Stored items:

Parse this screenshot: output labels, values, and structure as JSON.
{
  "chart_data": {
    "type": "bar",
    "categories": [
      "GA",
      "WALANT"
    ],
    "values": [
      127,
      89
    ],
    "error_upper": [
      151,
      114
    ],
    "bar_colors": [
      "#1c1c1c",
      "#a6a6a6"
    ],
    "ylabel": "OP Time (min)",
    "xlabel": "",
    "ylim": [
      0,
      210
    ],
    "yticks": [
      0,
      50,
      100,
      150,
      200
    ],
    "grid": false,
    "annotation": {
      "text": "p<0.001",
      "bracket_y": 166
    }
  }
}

TASK DETAILS: How many of the lines above hold the word "values"? Give only that number.

THE SOLUTION: 2